[Dataset records]
__________________________________________________

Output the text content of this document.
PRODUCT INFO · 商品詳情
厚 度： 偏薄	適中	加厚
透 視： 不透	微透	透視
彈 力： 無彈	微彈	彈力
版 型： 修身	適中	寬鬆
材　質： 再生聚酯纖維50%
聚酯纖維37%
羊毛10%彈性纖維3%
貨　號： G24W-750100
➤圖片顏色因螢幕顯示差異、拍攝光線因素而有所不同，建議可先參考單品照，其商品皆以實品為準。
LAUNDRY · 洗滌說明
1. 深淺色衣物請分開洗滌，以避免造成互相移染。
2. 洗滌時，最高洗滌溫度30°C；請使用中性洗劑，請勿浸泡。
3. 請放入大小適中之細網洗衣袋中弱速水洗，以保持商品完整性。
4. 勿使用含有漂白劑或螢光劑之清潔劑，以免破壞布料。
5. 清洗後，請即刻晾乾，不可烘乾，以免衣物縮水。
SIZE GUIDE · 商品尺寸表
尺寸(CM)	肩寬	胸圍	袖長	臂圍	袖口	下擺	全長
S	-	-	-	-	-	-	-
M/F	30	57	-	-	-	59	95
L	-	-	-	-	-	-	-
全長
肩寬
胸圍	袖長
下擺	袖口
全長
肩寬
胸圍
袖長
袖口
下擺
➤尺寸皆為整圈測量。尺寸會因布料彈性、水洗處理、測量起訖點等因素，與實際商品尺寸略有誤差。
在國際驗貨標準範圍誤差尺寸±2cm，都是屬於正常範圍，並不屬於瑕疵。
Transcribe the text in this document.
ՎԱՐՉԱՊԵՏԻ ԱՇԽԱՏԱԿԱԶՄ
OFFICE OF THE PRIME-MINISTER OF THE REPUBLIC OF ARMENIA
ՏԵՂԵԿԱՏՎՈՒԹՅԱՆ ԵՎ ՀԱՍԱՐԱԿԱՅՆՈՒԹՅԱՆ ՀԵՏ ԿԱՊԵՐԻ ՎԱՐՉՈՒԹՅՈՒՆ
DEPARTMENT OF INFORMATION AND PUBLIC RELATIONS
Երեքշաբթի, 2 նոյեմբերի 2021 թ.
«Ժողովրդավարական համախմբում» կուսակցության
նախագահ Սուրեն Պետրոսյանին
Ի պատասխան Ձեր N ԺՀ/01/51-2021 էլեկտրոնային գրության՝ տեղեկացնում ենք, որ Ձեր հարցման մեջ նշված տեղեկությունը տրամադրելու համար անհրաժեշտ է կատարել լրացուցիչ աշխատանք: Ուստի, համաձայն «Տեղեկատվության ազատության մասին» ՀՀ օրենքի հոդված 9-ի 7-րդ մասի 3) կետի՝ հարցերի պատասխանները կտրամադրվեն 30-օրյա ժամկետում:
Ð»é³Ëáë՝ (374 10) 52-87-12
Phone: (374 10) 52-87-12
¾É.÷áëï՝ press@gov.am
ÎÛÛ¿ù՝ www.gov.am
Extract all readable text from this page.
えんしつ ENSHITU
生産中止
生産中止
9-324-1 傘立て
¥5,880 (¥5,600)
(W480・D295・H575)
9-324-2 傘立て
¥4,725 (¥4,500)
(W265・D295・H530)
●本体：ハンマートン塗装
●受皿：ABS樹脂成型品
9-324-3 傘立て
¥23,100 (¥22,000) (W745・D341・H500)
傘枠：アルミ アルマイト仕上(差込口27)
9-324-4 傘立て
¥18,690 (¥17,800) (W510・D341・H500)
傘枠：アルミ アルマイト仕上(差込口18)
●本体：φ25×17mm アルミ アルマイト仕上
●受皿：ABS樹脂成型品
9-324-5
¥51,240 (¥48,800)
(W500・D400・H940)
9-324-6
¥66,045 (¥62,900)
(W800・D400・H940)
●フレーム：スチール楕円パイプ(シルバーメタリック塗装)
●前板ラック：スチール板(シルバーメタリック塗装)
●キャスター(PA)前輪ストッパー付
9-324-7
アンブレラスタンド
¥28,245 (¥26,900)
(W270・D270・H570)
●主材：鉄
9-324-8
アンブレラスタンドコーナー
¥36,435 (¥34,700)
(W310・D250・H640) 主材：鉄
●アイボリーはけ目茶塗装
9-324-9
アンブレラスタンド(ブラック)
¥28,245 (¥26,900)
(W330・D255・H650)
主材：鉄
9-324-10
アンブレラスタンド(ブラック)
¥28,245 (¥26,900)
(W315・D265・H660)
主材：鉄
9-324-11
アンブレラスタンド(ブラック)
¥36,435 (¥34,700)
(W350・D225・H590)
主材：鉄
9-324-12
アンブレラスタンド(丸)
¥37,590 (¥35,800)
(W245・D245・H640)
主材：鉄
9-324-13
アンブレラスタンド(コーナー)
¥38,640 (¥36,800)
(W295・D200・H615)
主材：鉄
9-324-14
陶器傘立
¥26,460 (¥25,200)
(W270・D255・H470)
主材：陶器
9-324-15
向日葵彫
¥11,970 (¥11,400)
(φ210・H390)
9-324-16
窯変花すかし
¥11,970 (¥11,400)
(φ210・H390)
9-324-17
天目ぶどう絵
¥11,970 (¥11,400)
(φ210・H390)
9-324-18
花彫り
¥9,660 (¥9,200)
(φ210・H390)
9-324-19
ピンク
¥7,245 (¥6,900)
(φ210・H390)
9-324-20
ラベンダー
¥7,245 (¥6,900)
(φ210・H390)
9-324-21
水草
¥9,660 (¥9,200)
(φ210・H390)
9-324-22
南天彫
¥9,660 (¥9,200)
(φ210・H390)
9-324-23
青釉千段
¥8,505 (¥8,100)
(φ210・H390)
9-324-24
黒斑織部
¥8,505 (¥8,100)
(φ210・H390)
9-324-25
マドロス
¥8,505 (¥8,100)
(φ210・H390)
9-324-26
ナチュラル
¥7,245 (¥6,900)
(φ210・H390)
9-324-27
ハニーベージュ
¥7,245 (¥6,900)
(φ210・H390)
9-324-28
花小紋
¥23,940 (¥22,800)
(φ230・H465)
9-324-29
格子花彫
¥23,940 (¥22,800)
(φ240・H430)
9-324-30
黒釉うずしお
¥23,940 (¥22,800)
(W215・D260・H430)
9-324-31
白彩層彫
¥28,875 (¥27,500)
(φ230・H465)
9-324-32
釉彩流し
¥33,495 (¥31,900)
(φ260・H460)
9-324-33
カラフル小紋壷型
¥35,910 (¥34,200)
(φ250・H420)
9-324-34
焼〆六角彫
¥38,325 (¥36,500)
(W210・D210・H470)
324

__________________________________________________

→ **Stated exercise**
Retype the material in full, character for character.

→ **Solution for this exercise**
Output the text content of this document.
PRODUCT INFO · 商品詳情
厚 度： 偏薄	適中	加厚
透 視： 不透	微透	透視
彈 力： 無彈	微彈	彈力
版 型： 修身	適中	寬鬆
材　質： 再生聚酯纖維50%
聚酯纖維37%
羊毛10%彈性纖維3%
貨　號： G24W-750100
➤圖片顏色因螢幕顯示差異、拍攝光線因素而有所不同，建議可先參考單品照，其商品皆以實品為準。
LAUNDRY · 洗滌說明
1. 深淺色衣物請分開洗滌，以避免造成互相移染。
2. 洗滌時，最高洗滌溫度30°C；請使用中性洗劑，請勿浸泡。
3. 請放入大小適中之細網洗衣袋中弱速水洗，以保持商品完整性。
4. 勿使用含有漂白劑或螢光劑之清潔劑，以免破壞布料。
5. 清洗後，請即刻晾乾，不可烘乾，以免衣物縮水。
SIZE GUIDE · 商品尺寸表
尺寸(CM)	肩寬	胸圍	袖長	臂圍	袖口	下擺	全長
S	-	-	-	-	-	-	-
M/F	30	57	-	-	-	59	95
L	-	-	-	-	-	-	-
全長
肩寬
胸圍	袖長
下擺	袖口
全長
肩寬
胸圍
袖長
袖口
下擺
➤尺寸皆為整圈測量。尺寸會因布料彈性、水洗處理、測量起訖點等因素，與實際商品尺寸略有誤差。
在國際驗貨標準範圍誤差尺寸±2cm，都是屬於正常範圍，並不屬於瑕疵。
Transcribe the text in this document.
ՎԱՐՉԱՊԵՏԻ ԱՇԽԱՏԱԿԱԶՄ
OFFICE OF THE PRIME-MINISTER OF THE REPUBLIC OF ARMENIA
ՏԵՂԵԿԱՏՎՈՒԹՅԱՆ ԵՎ ՀԱՍԱՐԱԿԱՅՆՈՒԹՅԱՆ ՀԵՏ ԿԱՊԵՐԻ ՎԱՐՉՈՒԹՅՈՒՆ
DEPARTMENT OF INFORMATION AND PUBLIC RELATIONS
Երեքշաբթի, 2 նոյեմբերի 2021 թ.
«Ժողովրդավարական համախմբում» կուսակցության
նախագահ Սուրեն Պետրոսյանին
Ի պատասխան Ձեր N ԺՀ/01/51-2021 էլեկտրոնային գրության՝ տեղեկացնում ենք, որ Ձեր հարցման մեջ նշված տեղեկությունը տրամադրելու համար անհրաժեշտ է կատարել լրացուցիչ աշխատանք: Ուստի, համաձայն «Տեղեկատվության ազատության մասին» ՀՀ օրենքի հոդված 9-ի 7-րդ մասի 3) կետի՝ հարցերի պատասխանները կտրամադրվեն 30-օրյա ժամկետում:
Ð»é³Ëáë՝ (374 10) 52-87-12
Phone: (374 10) 52-87-12
¾É.÷áëï՝ press@gov.am
ÎÛÛ¿ù՝ www.gov.am
Extract all readable text from this page.
えんしつ ENSHITU
生産中止
生産中止
9-324-1 傘立て
¥5,880 (¥5,600)
(W480・D295・H575)
9-324-2 傘立て
¥4,725 (¥4,500)
(W265・D295・H530)
●本体：ハンマートン塗装
●受皿：ABS樹脂成型品
9-324-3 傘立て
¥23,100 (¥22,000) (W745・D341・H500)
傘枠：アルミ アルマイト仕上(差込口27)
9-324-4 傘立て
¥18,690 (¥17,800) (W510・D341・H500)
傘枠：アルミ アルマイト仕上(差込口18)
●本体：φ25×17mm アルミ アルマイト仕上
●受皿：ABS樹脂成型品
9-324-5
¥51,240 (¥48,800)
(W500・D400・H940)
9-324-6
¥66,045 (¥62,900)
(W800・D400・H940)
●フレーム：スチール楕円パイプ(シルバーメタリック塗装)
●前板ラック：スチール板(シルバーメタリック塗装)
●キャスター(PA)前輪ストッパー付
9-324-7
アンブレラスタンド
¥28,245 (¥26,900)
(W270・D270・H570)
●主材：鉄
9-324-8
アンブレラスタンドコーナー
¥36,435 (¥34,700)
(W310・D250・H640) 主材：鉄
●アイボリーはけ目茶塗装
9-324-9
アンブレラスタンド(ブラック)
¥28,245 (¥26,900)
(W330・D255・H650)
主材：鉄
9-324-10
アンブレラスタンド(ブラック)
¥28,245 (¥26,900)
(W315・D265・H660)
主材：鉄
9-324-11
アンブレラスタンド(ブラック)
¥36,435 (¥34,700)
(W350・D225・H590)
主材：鉄
9-324-12
アンブレラスタンド(丸)
¥37,590 (¥35,800)
(W245・D245・H640)
主材：鉄
9-324-13
アンブレラスタンド(コーナー)
¥38,640 (¥36,800)
(W295・D200・H615)
主材：鉄
9-324-14
陶器傘立
¥26,460 (¥25,200)
(W270・D255・H470)
主材：陶器
9-324-15
向日葵彫
¥11,970 (¥11,400)
(φ210・H390)
9-324-16
窯変花すかし
¥11,970 (¥11,400)
(φ210・H390)
9-324-17
天目ぶどう絵
¥11,970 (¥11,400)
(φ210・H390)
9-324-18
花彫り
¥9,660 (¥9,200)
(φ210・H390)
9-324-19
ピンク
¥7,245 (¥6,900)
(φ210・H390)
9-324-20
ラベンダー
¥7,245 (¥6,900)
(φ210・H390)
9-324-21
水草
¥9,660 (¥9,200)
(φ210・H390)
9-324-22
南天彫
¥9,660 (¥9,200)
(φ210・H390)
9-324-23
青釉千段
¥8,505 (¥8,100)
(φ210・H390)
9-324-24
黒斑織部
¥8,505 (¥8,100)
(φ210・H390)
9-324-25
マドロス
¥8,505 (¥8,100)
(φ210・H390)
9-324-26
ナチュラル
¥7,245 (¥6,900)
(φ210・H390)
9-324-27
ハニーベージュ
¥7,245 (¥6,900)
(φ210・H390)
9-324-28
花小紋
¥23,940 (¥22,800)
(φ230・H465)
9-324-29
格子花彫
¥23,940 (¥22,800)
(φ240・H430)
9-324-30
黒釉うずしお
¥23,940 (¥22,800)
(W215・D260・H430)
9-324-31
白彩層彫
¥28,875 (¥27,500)
(φ230・H465)
9-324-32
釉彩流し
¥33,495 (¥31,900)
(φ260・H460)
9-324-33
カラフル小紋壷型
¥35,910 (¥34,200)
(φ250・H420)
9-324-34
焼〆六角彫
¥38,325 (¥36,500)
(W210・D210・H470)
324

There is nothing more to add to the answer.